§ Problem:
Copy these records, replacing every "IO_alarm" with "disk_alarm" and leaving everything else unchanged.

####

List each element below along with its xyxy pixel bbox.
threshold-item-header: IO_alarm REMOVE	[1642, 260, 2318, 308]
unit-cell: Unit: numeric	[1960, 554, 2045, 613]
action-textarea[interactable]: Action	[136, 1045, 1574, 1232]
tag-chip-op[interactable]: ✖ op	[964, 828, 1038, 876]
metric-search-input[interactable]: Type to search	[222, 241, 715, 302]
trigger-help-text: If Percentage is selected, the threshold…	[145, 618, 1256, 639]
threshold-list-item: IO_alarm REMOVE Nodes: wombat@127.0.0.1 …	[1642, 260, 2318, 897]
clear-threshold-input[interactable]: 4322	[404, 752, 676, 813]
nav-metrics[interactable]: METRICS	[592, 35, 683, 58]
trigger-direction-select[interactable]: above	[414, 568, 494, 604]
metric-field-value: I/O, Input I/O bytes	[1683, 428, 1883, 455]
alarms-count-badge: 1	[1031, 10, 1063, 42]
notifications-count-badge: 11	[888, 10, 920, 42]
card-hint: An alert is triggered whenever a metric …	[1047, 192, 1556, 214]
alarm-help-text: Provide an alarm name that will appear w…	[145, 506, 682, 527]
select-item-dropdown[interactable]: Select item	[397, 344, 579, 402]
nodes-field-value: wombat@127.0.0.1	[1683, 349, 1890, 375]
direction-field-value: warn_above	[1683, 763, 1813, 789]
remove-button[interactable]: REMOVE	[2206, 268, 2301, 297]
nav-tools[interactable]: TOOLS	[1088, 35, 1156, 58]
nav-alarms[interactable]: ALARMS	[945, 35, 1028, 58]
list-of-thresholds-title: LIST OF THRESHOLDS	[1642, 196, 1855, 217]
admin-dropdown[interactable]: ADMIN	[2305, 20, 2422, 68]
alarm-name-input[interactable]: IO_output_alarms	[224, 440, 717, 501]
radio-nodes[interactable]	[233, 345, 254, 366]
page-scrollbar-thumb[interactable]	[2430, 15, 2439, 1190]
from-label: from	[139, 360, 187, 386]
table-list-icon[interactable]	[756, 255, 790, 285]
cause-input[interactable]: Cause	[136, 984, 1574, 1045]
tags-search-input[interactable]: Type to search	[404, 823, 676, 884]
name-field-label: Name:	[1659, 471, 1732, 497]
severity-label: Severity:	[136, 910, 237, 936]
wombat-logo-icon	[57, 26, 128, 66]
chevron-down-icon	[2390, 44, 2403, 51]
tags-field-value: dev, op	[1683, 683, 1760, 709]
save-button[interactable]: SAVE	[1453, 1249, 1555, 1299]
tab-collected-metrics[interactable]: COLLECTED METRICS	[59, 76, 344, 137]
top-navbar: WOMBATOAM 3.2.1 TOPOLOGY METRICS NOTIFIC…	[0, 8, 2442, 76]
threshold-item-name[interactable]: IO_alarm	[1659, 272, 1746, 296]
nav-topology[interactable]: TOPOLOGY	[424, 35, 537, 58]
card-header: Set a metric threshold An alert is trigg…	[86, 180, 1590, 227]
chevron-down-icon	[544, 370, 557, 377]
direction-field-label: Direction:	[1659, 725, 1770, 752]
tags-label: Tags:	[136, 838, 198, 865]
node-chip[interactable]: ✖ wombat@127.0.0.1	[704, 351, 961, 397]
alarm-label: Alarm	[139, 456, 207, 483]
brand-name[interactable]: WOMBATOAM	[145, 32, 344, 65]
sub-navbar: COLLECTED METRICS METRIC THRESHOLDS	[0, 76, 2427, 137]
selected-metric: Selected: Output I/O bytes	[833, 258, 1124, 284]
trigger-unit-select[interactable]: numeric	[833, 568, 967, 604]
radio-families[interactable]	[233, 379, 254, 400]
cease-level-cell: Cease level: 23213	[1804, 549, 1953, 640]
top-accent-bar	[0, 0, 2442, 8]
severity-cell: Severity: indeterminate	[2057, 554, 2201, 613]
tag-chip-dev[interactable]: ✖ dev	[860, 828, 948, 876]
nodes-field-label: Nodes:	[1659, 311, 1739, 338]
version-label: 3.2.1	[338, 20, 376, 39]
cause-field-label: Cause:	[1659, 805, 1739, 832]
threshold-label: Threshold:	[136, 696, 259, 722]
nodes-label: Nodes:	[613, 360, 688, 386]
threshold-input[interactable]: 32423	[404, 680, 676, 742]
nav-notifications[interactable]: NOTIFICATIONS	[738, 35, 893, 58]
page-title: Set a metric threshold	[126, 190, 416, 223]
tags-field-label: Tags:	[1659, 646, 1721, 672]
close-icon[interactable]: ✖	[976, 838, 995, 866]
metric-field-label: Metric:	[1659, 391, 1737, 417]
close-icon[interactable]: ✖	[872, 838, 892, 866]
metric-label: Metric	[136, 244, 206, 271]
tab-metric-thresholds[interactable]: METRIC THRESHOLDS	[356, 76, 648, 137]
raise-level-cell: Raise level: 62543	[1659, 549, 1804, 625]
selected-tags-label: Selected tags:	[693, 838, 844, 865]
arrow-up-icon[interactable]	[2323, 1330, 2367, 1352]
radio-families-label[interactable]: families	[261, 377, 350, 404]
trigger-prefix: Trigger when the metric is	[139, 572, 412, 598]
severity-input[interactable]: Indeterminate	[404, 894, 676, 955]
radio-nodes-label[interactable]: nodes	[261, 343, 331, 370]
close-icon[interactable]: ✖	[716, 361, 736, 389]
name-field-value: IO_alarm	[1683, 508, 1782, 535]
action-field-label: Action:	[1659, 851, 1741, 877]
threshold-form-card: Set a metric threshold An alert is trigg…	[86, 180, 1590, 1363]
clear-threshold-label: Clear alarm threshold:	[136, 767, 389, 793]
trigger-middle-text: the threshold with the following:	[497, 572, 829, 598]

####

§ Expected answer:
List each element below along with its xyxy pixel bbox.
threshold-item-header: disk_alarm REMOVE	[1642, 260, 2318, 308]
unit-cell: Unit: numeric	[1960, 554, 2045, 613]
action-textarea[interactable]: Action	[136, 1045, 1574, 1232]
tag-chip-op[interactable]: ✖ op	[964, 828, 1038, 876]
metric-search-input[interactable]: Type to search	[222, 241, 715, 302]
trigger-help-text: If Percentage is selected, the threshold…	[145, 618, 1256, 639]
threshold-list-item: disk_alarm REMOVE Nodes: wombat@127.0.0.1 …	[1642, 260, 2318, 897]
clear-threshold-input[interactable]: 4322	[404, 752, 676, 813]
nav-metrics[interactable]: METRICS	[592, 35, 683, 58]
trigger-direction-select[interactable]: above	[414, 568, 494, 604]
metric-field-value: I/O, Input I/O bytes	[1683, 428, 1883, 455]
alarms-count-badge: 1	[1031, 10, 1063, 42]
notifications-count-badge: 11	[888, 10, 920, 42]
card-hint: An alert is triggered whenever a metric …	[1047, 192, 1556, 214]
alarm-help-text: Provide an alarm name that will appear w…	[145, 506, 682, 527]
select-item-dropdown[interactable]: Select item	[397, 344, 579, 402]
nodes-field-value: wombat@127.0.0.1	[1683, 349, 1890, 375]
direction-field-value: warn_above	[1683, 763, 1813, 789]
remove-button[interactable]: REMOVE	[2206, 268, 2301, 297]
nav-tools[interactable]: TOOLS	[1088, 35, 1156, 58]
nav-alarms[interactable]: ALARMS	[945, 35, 1028, 58]
list-of-thresholds-title: LIST OF THRESHOLDS	[1642, 196, 1855, 217]
admin-dropdown[interactable]: ADMIN	[2305, 20, 2422, 68]
alarm-name-input[interactable]: IO_output_alarms	[224, 440, 717, 501]
radio-nodes[interactable]	[233, 345, 254, 366]
page-scrollbar-thumb[interactable]	[2430, 15, 2439, 1190]
from-label: from	[139, 360, 187, 386]
table-list-icon[interactable]	[756, 255, 790, 285]
cause-input[interactable]: Cause	[136, 984, 1574, 1045]
tags-search-input[interactable]: Type to search	[404, 823, 676, 884]
name-field-label: Name:	[1659, 471, 1732, 497]
severity-label: Severity:	[136, 910, 237, 936]
wombat-logo-icon	[57, 26, 128, 66]
chevron-down-icon	[2390, 44, 2403, 51]
tags-field-value: dev, op	[1683, 683, 1760, 709]
save-button[interactable]: SAVE	[1453, 1249, 1555, 1299]
tab-collected-metrics[interactable]: COLLECTED METRICS	[59, 76, 344, 137]
top-navbar: WOMBATOAM 3.2.1 TOPOLOGY METRICS NOTIFIC…	[0, 8, 2442, 76]
threshold-item-name[interactable]: disk_alarm	[1659, 272, 1746, 296]
nav-topology[interactable]: TOPOLOGY	[424, 35, 537, 58]
card-header: Set a metric threshold An alert is trigg…	[86, 180, 1590, 227]
chevron-down-icon	[544, 370, 557, 377]
direction-field-label: Direction:	[1659, 725, 1770, 752]
tags-label: Tags:	[136, 838, 198, 865]
node-chip[interactable]: ✖ wombat@127.0.0.1	[704, 351, 961, 397]
alarm-label: Alarm	[139, 456, 207, 483]
brand-name[interactable]: WOMBATOAM	[145, 32, 344, 65]
sub-navbar: COLLECTED METRICS METRIC THRESHOLDS	[0, 76, 2427, 137]
selected-metric: Selected: Output I/O bytes	[833, 258, 1124, 284]
trigger-unit-select[interactable]: numeric	[833, 568, 967, 604]
radio-families[interactable]	[233, 379, 254, 400]
cease-level-cell: Cease level: 23213	[1804, 549, 1953, 640]
top-accent-bar	[0, 0, 2442, 8]
severity-cell: Severity: indeterminate	[2057, 554, 2201, 613]
tag-chip-dev[interactable]: ✖ dev	[860, 828, 948, 876]
nodes-field-label: Nodes:	[1659, 311, 1739, 338]
version-label: 3.2.1	[338, 20, 376, 39]
cause-field-label: Cause:	[1659, 805, 1739, 832]
threshold-label: Threshold:	[136, 696, 259, 722]
nodes-label: Nodes:	[613, 360, 688, 386]
threshold-input[interactable]: 32423	[404, 680, 676, 742]
nav-notifications[interactable]: NOTIFICATIONS	[738, 35, 893, 58]
page-title: Set a metric threshold	[126, 190, 416, 223]
tags-field-label: Tags:	[1659, 646, 1721, 672]
close-icon[interactable]: ✖	[976, 838, 995, 866]
metric-field-label: Metric:	[1659, 391, 1737, 417]
close-icon[interactable]: ✖	[872, 838, 892, 866]
metric-label: Metric	[136, 244, 206, 271]
tab-metric-thresholds[interactable]: METRIC THRESHOLDS	[356, 76, 648, 137]
raise-level-cell: Raise level: 62543	[1659, 549, 1804, 625]
selected-tags-label: Selected tags:	[693, 838, 844, 865]
arrow-up-icon[interactable]	[2323, 1330, 2367, 1352]
radio-families-label[interactable]: families	[261, 377, 350, 404]
trigger-prefix: Trigger when the metric is	[139, 572, 412, 598]
severity-input[interactable]: Indeterminate	[404, 894, 676, 955]
radio-nodes-label[interactable]: nodes	[261, 343, 331, 370]
close-icon[interactable]: ✖	[716, 361, 736, 389]
name-field-value: disk_alarm	[1683, 508, 1782, 535]
action-field-label: Action:	[1659, 851, 1741, 877]
threshold-form-card: Set a metric threshold An alert is trigg…	[86, 180, 1590, 1363]
clear-threshold-label: Clear alarm threshold:	[136, 767, 389, 793]
trigger-middle-text: the threshold with the following:	[497, 572, 829, 598]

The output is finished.